SHORT EXERCISE. The entries below are to be transcribed in full, without their images.
*****
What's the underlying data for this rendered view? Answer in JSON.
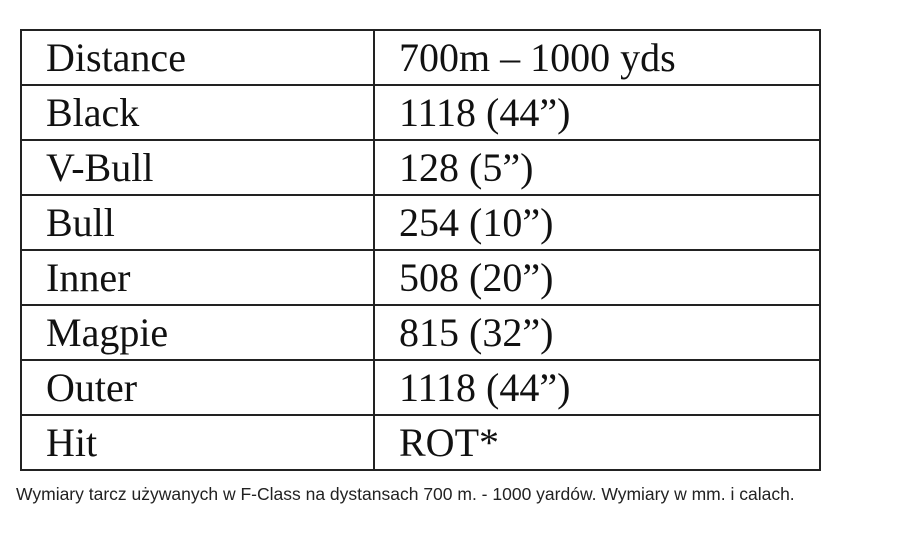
{
  "table": {
    "rows": [
      {
        "label": "Distance",
        "value": "700m – 1000 yds"
      },
      {
        "label": "Black",
        "value": "1118 (44”)"
      },
      {
        "label": "V-Bull",
        "value": "128 (5”)"
      },
      {
        "label": "Bull",
        "value": "254  (10”)"
      },
      {
        "label": "Inner",
        "value": "508  (20”)"
      },
      {
        "label": "Magpie",
        "value": "815  (32”)"
      },
      {
        "label": "Outer",
        "value": "1118 (44”)"
      },
      {
        "label": "Hit",
        "value": "ROT*"
      }
    ]
  },
  "caption": "Wymiary tarcz używanych w F-Class na dystansach 700 m. - 1000 yardów. Wymiary w mm. i calach."
}
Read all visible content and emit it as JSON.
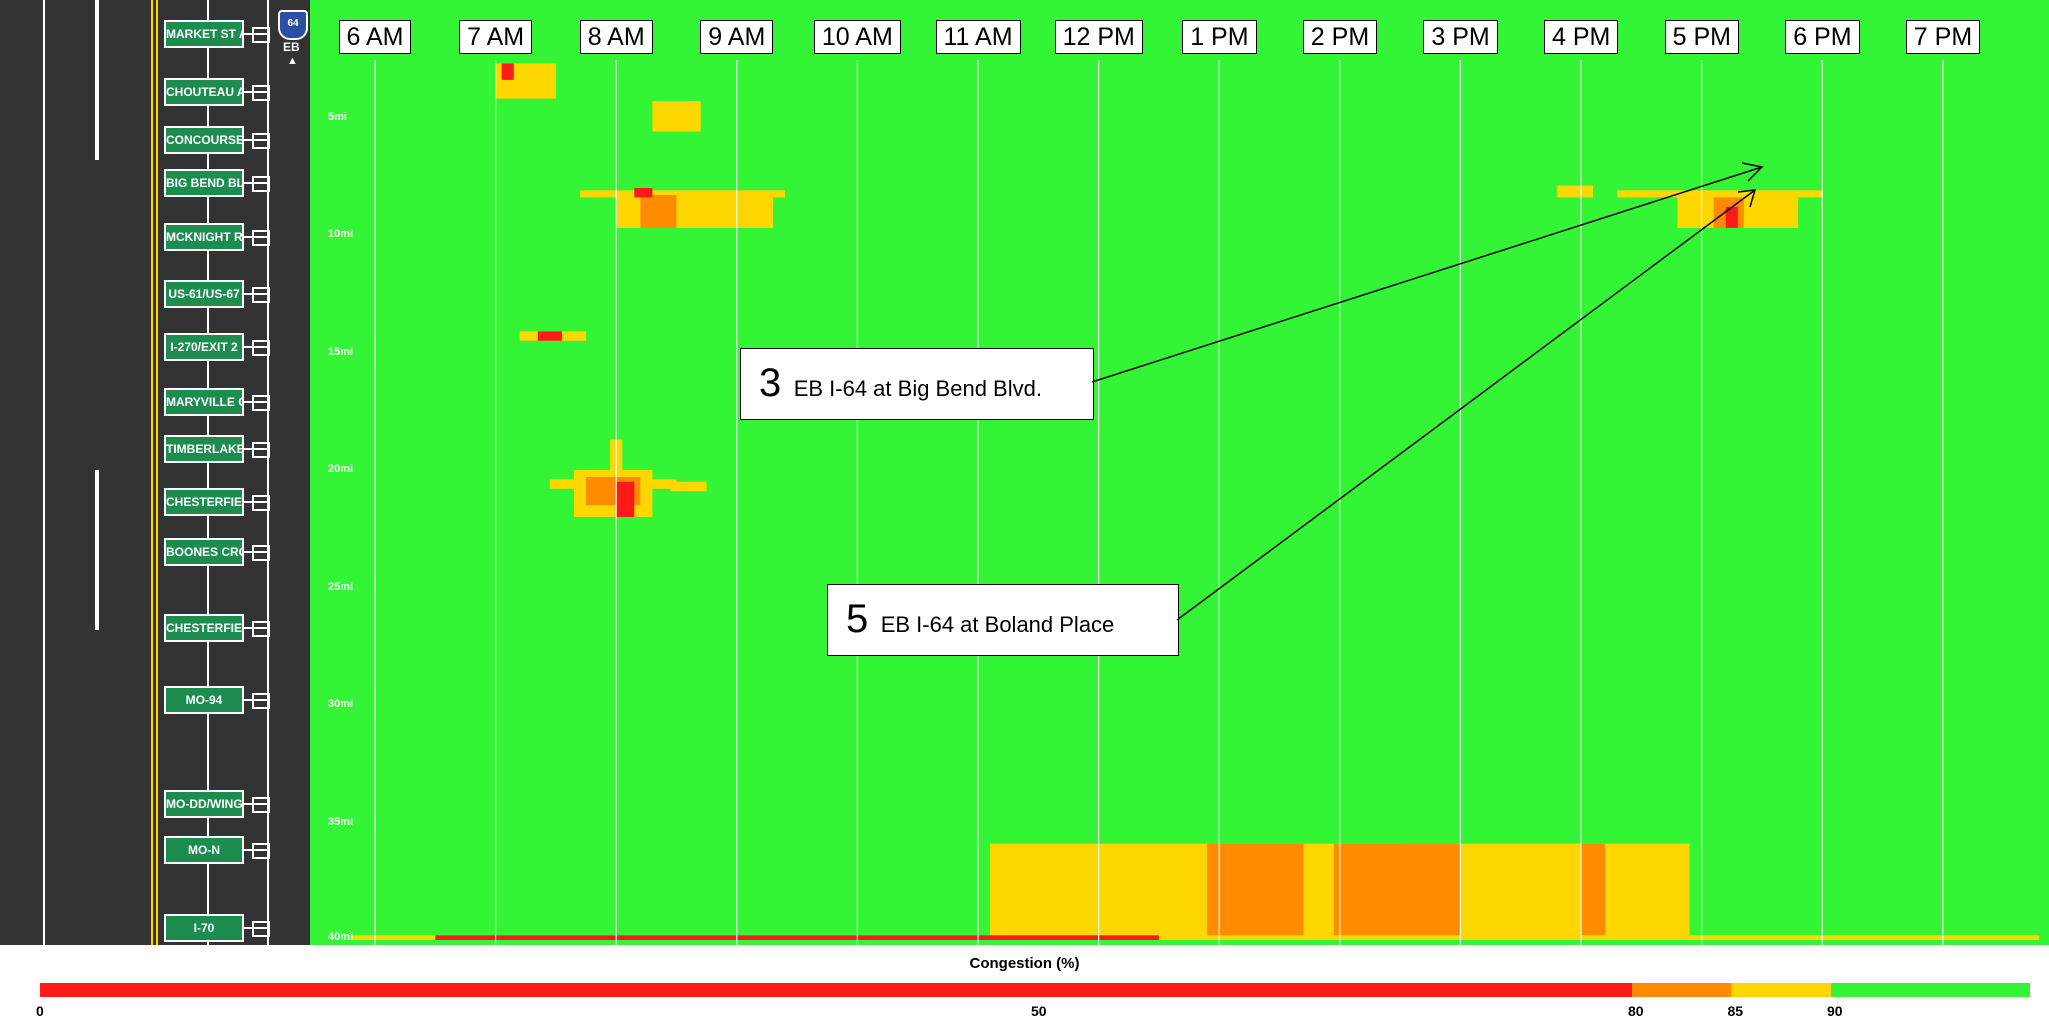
*****
EXERCISE RESPONSE.
What's the underlying data for this rendered view? Answer in JSON.
{
  "table": {
    "rows": [
      {
        "label": "Distance",
        "value": "700m – 1000 yds"
      },
      {
        "label": "Black",
        "value": "1118 (44”)"
      },
      {
        "label": "V-Bull",
        "value": "128 (5”)"
      },
      {
        "label": "Bull",
        "value": "254  (10”)"
      },
      {
        "label": "Inner",
        "value": "508  (20”)"
      },
      {
        "label": "Magpie",
        "value": "815  (32”)"
      },
      {
        "label": "Outer",
        "value": "1118 (44”)"
      },
      {
        "label": "Hit",
        "value": "ROT*"
      }
    ]
  },
  "caption": "Wymiary tarcz używanych w F-Class na dystansach 700 m. - 1000 yardów. Wymiary w mm. i calach."
}
Read all visible content and emit it as JSON.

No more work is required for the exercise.